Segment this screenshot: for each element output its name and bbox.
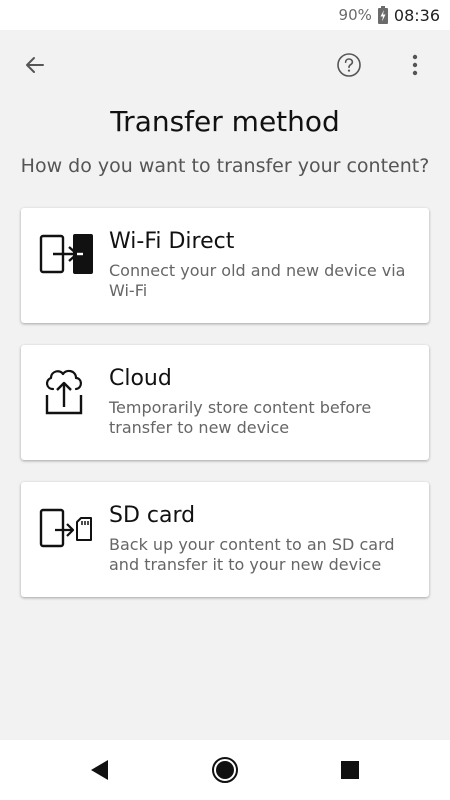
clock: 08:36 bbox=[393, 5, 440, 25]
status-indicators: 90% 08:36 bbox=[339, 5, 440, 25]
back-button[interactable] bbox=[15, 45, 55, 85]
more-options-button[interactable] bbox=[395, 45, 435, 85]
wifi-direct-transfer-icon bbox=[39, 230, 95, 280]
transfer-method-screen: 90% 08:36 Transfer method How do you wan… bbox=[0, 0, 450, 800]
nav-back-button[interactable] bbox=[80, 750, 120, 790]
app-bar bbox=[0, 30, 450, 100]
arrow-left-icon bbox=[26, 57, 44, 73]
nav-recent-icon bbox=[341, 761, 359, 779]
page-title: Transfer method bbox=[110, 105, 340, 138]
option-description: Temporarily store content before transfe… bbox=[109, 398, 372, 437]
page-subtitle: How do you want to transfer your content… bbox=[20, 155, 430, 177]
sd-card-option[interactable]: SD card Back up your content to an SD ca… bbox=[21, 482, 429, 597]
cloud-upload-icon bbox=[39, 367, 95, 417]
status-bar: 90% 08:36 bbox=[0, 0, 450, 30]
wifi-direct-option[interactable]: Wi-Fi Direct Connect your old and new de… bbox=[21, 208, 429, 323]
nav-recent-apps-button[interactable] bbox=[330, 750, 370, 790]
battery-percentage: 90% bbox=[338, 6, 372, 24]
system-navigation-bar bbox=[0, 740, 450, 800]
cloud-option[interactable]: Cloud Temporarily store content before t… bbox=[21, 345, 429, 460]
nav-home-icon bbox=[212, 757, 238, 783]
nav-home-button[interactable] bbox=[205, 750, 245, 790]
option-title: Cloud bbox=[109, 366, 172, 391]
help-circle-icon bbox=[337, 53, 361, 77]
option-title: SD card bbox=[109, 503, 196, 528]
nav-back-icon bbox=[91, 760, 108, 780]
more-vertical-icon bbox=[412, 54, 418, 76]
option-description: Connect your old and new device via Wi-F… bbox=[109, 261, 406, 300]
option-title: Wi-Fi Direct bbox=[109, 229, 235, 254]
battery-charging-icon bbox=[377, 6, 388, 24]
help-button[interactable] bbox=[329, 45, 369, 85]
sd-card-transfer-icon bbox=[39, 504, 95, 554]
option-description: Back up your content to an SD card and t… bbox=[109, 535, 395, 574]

### GOAL OF THE EXERCISE
Tally the lines above that contain the string "help", with case counting, and report only the number.

### SOLUTION FOR THIS PROBLEM
2